> THE INPUT:
+++++
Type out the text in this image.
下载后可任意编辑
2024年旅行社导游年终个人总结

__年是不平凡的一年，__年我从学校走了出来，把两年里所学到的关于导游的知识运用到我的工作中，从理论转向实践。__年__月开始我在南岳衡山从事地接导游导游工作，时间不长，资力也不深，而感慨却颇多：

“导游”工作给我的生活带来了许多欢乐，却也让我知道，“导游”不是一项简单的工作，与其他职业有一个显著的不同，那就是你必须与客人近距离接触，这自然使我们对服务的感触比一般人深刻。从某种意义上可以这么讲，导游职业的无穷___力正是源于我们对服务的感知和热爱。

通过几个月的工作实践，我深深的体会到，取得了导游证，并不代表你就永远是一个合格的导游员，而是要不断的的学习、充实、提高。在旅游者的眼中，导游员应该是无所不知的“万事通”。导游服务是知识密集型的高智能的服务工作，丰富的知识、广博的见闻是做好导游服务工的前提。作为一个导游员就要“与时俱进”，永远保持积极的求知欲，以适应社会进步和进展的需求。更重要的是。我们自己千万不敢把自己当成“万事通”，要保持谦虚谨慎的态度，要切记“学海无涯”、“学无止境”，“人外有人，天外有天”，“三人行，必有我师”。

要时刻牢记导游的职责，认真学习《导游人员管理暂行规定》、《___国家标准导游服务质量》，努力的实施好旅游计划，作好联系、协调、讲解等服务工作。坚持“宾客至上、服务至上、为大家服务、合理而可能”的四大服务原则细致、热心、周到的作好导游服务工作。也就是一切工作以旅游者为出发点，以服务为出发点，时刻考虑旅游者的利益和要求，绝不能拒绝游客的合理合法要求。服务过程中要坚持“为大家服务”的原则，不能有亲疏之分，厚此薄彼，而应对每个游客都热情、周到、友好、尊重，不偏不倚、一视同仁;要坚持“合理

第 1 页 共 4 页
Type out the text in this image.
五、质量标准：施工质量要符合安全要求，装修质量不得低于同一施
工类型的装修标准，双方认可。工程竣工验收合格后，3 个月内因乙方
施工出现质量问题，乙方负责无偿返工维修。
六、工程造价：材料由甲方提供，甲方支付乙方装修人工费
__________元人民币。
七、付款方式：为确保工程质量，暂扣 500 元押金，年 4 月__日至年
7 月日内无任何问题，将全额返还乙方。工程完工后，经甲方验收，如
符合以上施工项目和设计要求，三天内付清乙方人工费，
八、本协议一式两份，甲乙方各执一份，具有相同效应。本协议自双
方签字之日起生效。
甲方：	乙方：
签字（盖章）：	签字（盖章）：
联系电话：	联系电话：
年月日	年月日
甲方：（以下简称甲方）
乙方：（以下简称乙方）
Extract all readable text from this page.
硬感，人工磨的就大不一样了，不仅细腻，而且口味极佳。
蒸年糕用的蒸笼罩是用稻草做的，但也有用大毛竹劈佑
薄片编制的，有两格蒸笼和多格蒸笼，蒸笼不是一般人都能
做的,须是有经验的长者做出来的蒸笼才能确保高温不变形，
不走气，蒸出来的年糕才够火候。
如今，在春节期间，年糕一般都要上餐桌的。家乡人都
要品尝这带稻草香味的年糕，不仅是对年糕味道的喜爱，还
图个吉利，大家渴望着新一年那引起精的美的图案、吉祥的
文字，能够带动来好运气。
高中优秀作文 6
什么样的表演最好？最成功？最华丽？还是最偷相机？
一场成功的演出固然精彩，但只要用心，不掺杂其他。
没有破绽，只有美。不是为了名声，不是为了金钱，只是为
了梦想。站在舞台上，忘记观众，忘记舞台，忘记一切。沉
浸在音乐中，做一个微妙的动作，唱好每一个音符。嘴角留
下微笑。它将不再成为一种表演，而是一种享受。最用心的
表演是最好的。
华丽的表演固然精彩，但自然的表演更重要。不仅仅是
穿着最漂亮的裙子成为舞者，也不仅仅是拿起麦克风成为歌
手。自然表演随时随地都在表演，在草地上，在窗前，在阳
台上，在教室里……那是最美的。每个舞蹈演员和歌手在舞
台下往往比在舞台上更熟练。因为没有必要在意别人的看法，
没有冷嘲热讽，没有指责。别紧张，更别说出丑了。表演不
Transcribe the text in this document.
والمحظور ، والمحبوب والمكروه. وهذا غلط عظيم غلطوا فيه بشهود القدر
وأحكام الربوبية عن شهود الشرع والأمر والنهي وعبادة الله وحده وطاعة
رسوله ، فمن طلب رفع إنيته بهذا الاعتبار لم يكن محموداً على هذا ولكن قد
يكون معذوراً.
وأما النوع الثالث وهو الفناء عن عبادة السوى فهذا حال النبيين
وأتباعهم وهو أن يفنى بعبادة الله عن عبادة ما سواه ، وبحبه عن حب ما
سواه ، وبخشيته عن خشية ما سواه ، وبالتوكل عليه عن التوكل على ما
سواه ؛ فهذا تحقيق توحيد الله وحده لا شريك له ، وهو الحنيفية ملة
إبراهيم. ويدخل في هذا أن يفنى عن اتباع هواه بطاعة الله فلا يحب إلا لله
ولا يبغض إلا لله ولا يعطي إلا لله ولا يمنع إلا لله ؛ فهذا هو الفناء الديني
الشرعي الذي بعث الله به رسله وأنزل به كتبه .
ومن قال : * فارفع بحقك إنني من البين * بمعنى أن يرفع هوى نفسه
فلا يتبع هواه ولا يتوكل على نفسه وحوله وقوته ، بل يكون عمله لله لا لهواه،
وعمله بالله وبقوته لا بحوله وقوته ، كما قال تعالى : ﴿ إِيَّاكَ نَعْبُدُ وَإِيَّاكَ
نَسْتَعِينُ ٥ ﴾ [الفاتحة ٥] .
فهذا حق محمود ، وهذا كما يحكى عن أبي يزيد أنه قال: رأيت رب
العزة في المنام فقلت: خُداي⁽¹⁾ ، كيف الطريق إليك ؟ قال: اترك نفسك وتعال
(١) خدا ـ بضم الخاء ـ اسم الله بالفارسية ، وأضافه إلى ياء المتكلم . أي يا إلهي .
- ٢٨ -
+++++
Retype every record above exactly as written.

> EXERCISE SOLUTION:
Type out the text in this image.
下载后可任意编辑
2024年旅行社导游年终个人总结

__年是不平凡的一年，__年我从学校走了出来，把两年里所学到的关于导游的知识运用到我的工作中，从理论转向实践。__年__月开始我在南岳衡山从事地接导游导游工作，时间不长，资力也不深，而感慨却颇多：

“导游”工作给我的生活带来了许多欢乐，却也让我知道，“导游”不是一项简单的工作，与其他职业有一个显著的不同，那就是你必须与客人近距离接触，这自然使我们对服务的感触比一般人深刻。从某种意义上可以这么讲，导游职业的无穷___力正是源于我们对服务的感知和热爱。

通过几个月的工作实践，我深深的体会到，取得了导游证，并不代表你就永远是一个合格的导游员，而是要不断的的学习、充实、提高。在旅游者的眼中，导游员应该是无所不知的“万事通”。导游服务是知识密集型的高智能的服务工作，丰富的知识、广博的见闻是做好导游服务工的前提。作为一个导游员就要“与时俱进”，永远保持积极的求知欲，以适应社会进步和进展的需求。更重要的是。我们自己千万不敢把自己当成“万事通”，要保持谦虚谨慎的态度，要切记“学海无涯”、“学无止境”，“人外有人，天外有天”，“三人行，必有我师”。

要时刻牢记导游的职责，认真学习《导游人员管理暂行规定》、《___国家标准导游服务质量》，努力的实施好旅游计划，作好联系、协调、讲解等服务工作。坚持“宾客至上、服务至上、为大家服务、合理而可能”的四大服务原则细致、热心、周到的作好导游服务工作。也就是一切工作以旅游者为出发点，以服务为出发点，时刻考虑旅游者的利益和要求，绝不能拒绝游客的合理合法要求。服务过程中要坚持“为大家服务”的原则，不能有亲疏之分，厚此薄彼，而应对每个游客都热情、周到、友好、尊重，不偏不倚、一视同仁;要坚持“合理

第 1 页 共 4 页
Type out the text in this image.
五、质量标准：施工质量要符合安全要求，装修质量不得低于同一施
工类型的装修标准，双方认可。工程竣工验收合格后，3 个月内因乙方
施工出现质量问题，乙方负责无偿返工维修。
六、工程造价：材料由甲方提供，甲方支付乙方装修人工费
__________元人民币。
七、付款方式：为确保工程质量，暂扣 500 元押金，年 4 月__日至年
7 月日内无任何问题，将全额返还乙方。工程完工后，经甲方验收，如
符合以上施工项目和设计要求，三天内付清乙方人工费，
八、本协议一式两份，甲乙方各执一份，具有相同效应。本协议自双
方签字之日起生效。
甲方：	乙方：
签字（盖章）：	签字（盖章）：
联系电话：	联系电话：
年月日	年月日
甲方：（以下简称甲方）
乙方：（以下简称乙方）
Extract all readable text from this page.
硬感，人工磨的就大不一样了，不仅细腻，而且口味极佳。
蒸年糕用的蒸笼罩是用稻草做的，但也有用大毛竹劈佑
薄片编制的，有两格蒸笼和多格蒸笼，蒸笼不是一般人都能
做的,须是有经验的长者做出来的蒸笼才能确保高温不变形，
不走气，蒸出来的年糕才够火候。
如今，在春节期间，年糕一般都要上餐桌的。家乡人都
要品尝这带稻草香味的年糕，不仅是对年糕味道的喜爱，还
图个吉利，大家渴望着新一年那引起精的美的图案、吉祥的
文字，能够带动来好运气。
高中优秀作文 6
什么样的表演最好？最成功？最华丽？还是最偷相机？
一场成功的演出固然精彩，但只要用心，不掺杂其他。
没有破绽，只有美。不是为了名声，不是为了金钱，只是为
了梦想。站在舞台上，忘记观众，忘记舞台，忘记一切。沉
浸在音乐中，做一个微妙的动作，唱好每一个音符。嘴角留
下微笑。它将不再成为一种表演，而是一种享受。最用心的
表演是最好的。
华丽的表演固然精彩，但自然的表演更重要。不仅仅是
穿着最漂亮的裙子成为舞者，也不仅仅是拿起麦克风成为歌
手。自然表演随时随地都在表演，在草地上，在窗前，在阳
台上，在教室里……那是最美的。每个舞蹈演员和歌手在舞
台下往往比在舞台上更熟练。因为没有必要在意别人的看法，
没有冷嘲热讽，没有指责。别紧张，更别说出丑了。表演不
Transcribe the text in this document.
والمحظور ، والمحبوب والمكروه. وهذا غلط عظيم غلطوا فيه بشهود القدر
وأحكام الربوبية عن شهود الشرع والأمر والنهي وعبادة الله وحده وطاعة
رسوله ، فمن طلب رفع إنيته بهذا الاعتبار لم يكن محموداً على هذا ولكن قد
يكون معذوراً.
وأما النوع الثالث وهو الفناء عن عبادة السوى فهذا حال النبيين
وأتباعهم وهو أن يفنى بعبادة الله عن عبادة ما سواه ، وبحبه عن حب ما
سواه ، وبخشيته عن خشية ما سواه ، وبالتوكل عليه عن التوكل على ما
سواه ؛ فهذا تحقيق توحيد الله وحده لا شريك له ، وهو الحنيفية ملة
إبراهيم. ويدخل في هذا أن يفنى عن اتباع هواه بطاعة الله فلا يحب إلا لله
ولا يبغض إلا لله ولا يعطي إلا لله ولا يمنع إلا لله ؛ فهذا هو الفناء الديني
الشرعي الذي بعث الله به رسله وأنزل به كتبه .
ومن قال : * فارفع بحقك إنني من البين * بمعنى أن يرفع هوى نفسه
فلا يتبع هواه ولا يتوكل على نفسه وحوله وقوته ، بل يكون عمله لله لا لهواه،
وعمله بالله وبقوته لا بحوله وقوته ، كما قال تعالى : ﴿ إِيَّاكَ نَعْبُدُ وَإِيَّاكَ
نَسْتَعِينُ ٥ ﴾ [الفاتحة ٥] .
فهذا حق محمود ، وهذا كما يحكى عن أبي يزيد أنه قال: رأيت رب
العزة في المنام فقلت: خُداي⁽¹⁾ ، كيف الطريق إليك ؟ قال: اترك نفسك وتعال
(١) خدا ـ بضم الخاء ـ اسم الله بالفارسية ، وأضافه إلى ياء المتكلم . أي يا إلهي .
- ٢٨ -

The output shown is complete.